Items from a dataset
————————
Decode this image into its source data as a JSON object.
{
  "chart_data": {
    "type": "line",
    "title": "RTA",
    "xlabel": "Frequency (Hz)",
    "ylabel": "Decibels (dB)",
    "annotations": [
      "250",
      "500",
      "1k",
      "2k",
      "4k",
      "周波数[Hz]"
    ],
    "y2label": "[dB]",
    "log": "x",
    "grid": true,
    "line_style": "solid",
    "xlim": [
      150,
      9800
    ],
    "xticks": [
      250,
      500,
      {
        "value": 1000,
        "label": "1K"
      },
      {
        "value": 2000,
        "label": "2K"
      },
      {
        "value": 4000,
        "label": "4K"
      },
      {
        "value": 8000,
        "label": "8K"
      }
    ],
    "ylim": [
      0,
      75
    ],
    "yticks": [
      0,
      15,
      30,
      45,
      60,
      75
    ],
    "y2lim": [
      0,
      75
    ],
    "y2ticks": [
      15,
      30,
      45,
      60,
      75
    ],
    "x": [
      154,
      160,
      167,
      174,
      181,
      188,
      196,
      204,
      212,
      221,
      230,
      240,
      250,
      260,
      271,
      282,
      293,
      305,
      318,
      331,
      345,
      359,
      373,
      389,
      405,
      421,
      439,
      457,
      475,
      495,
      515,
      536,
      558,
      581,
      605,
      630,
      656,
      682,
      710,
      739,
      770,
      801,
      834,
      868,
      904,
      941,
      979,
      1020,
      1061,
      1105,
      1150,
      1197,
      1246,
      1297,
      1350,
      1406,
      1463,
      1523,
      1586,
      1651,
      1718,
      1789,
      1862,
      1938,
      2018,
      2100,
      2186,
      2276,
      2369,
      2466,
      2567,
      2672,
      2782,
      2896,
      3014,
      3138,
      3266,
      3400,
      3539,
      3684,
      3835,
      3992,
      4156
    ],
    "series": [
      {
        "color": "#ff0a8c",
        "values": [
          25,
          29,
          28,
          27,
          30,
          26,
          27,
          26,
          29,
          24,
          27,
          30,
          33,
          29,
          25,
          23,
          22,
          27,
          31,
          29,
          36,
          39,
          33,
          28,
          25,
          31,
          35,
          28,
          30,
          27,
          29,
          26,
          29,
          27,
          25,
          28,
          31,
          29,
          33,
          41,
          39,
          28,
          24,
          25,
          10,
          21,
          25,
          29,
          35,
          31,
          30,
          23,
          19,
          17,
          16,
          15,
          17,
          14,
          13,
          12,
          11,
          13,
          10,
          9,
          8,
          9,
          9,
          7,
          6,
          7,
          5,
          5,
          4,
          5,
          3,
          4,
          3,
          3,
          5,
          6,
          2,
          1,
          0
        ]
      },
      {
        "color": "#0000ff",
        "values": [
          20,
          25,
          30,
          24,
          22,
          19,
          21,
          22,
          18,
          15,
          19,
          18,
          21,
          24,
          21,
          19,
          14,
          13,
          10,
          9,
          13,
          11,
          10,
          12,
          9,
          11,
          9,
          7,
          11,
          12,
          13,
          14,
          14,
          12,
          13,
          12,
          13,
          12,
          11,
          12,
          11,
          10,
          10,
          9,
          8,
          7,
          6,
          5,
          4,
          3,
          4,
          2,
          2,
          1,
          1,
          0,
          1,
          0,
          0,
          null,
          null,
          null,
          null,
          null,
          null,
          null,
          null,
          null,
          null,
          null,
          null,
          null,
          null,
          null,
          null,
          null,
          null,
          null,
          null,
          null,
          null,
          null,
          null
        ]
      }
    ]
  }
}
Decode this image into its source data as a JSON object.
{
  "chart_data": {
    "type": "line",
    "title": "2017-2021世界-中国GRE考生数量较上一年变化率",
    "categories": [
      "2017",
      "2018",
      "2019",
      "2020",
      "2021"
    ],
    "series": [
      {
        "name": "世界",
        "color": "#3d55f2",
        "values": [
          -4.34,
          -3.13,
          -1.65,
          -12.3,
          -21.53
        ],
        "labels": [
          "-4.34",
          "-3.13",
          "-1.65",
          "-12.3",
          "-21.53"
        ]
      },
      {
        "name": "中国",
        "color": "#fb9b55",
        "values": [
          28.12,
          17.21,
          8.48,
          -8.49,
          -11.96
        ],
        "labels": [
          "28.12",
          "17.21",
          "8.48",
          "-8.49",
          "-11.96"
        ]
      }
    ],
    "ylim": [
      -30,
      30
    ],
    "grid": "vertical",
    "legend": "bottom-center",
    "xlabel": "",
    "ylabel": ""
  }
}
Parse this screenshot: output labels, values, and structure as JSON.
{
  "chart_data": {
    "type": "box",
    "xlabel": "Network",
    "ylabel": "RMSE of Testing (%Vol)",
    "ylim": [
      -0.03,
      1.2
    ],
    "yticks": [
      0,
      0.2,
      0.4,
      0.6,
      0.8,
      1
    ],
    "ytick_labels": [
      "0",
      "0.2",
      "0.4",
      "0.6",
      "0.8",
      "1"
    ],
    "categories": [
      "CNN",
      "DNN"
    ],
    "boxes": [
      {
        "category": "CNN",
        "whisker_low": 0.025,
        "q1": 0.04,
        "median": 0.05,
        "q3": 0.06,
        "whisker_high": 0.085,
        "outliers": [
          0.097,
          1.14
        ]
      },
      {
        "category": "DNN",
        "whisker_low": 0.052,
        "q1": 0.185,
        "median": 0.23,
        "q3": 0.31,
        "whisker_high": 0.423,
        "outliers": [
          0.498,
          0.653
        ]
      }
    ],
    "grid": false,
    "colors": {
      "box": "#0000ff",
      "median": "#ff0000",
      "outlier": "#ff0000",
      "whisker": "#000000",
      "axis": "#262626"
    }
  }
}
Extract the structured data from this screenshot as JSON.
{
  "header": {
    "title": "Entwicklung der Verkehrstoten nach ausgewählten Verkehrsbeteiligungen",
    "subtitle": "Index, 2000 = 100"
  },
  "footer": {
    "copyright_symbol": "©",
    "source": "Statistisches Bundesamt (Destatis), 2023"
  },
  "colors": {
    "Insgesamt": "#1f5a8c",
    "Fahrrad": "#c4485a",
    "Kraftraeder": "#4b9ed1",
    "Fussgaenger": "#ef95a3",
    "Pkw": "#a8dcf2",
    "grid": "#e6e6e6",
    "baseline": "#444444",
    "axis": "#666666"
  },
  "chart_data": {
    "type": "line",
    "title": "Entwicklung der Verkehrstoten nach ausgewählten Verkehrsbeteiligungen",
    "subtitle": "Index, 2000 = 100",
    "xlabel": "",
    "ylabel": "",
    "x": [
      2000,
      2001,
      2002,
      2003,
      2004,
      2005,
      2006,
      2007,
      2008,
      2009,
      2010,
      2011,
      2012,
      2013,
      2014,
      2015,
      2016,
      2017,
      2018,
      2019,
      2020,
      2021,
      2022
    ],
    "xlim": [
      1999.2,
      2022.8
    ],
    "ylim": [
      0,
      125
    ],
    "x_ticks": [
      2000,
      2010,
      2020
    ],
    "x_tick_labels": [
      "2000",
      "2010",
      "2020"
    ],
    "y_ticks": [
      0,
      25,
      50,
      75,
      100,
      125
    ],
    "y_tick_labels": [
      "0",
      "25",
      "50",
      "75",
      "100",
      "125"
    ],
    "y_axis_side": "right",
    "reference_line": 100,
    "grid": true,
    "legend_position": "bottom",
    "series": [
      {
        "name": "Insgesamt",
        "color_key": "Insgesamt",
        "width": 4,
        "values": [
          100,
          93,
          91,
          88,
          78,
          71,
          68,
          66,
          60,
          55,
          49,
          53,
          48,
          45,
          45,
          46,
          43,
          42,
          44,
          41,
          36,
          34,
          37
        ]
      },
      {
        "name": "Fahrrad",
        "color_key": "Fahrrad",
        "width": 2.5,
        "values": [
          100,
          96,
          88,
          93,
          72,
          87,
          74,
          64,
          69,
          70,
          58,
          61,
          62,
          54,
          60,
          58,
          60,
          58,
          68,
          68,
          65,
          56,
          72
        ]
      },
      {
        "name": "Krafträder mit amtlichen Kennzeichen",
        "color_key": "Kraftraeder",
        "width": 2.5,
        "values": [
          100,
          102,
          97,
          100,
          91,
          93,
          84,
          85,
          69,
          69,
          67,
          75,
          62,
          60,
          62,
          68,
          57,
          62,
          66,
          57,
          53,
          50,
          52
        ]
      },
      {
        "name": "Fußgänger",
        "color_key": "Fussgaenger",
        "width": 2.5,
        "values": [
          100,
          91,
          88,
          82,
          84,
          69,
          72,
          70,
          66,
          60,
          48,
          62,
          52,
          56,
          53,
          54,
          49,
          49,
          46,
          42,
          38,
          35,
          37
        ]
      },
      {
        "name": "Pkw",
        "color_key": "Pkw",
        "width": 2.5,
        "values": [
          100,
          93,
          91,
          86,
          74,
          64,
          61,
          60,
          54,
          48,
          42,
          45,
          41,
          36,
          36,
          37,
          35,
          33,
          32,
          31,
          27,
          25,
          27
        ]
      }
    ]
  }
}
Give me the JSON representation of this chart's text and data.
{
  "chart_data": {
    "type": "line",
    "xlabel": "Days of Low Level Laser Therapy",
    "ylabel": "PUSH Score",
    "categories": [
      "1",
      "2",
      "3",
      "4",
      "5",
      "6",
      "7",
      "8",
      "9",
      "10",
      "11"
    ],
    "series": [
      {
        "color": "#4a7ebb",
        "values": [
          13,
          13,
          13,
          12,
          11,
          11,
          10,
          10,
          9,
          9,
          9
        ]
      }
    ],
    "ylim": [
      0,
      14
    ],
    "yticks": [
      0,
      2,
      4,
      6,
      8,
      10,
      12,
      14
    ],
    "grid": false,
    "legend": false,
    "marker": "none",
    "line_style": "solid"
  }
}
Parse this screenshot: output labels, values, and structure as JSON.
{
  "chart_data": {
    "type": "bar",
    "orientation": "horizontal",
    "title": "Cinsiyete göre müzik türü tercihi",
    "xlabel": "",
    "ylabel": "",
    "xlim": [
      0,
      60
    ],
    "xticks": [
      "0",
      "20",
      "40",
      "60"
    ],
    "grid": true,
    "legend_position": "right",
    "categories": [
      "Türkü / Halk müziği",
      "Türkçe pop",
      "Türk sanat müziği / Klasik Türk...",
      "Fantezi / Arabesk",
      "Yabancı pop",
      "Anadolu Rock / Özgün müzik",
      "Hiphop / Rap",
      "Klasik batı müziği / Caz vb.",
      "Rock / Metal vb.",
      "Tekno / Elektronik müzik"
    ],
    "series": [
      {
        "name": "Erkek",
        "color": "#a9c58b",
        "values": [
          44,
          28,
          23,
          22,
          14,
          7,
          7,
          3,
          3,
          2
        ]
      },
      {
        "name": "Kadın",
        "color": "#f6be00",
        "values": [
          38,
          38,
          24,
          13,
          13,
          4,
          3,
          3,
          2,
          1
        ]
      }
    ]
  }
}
————————
▶ **EXERCISE INSTRUCTIONS**: Show the lines of the records that include the string "Fahrrad".

▶ **REPLY**:
    "Fahrrad": "#c4485a",
        "name": "Fahrrad",
        "color_key": "Fahrrad",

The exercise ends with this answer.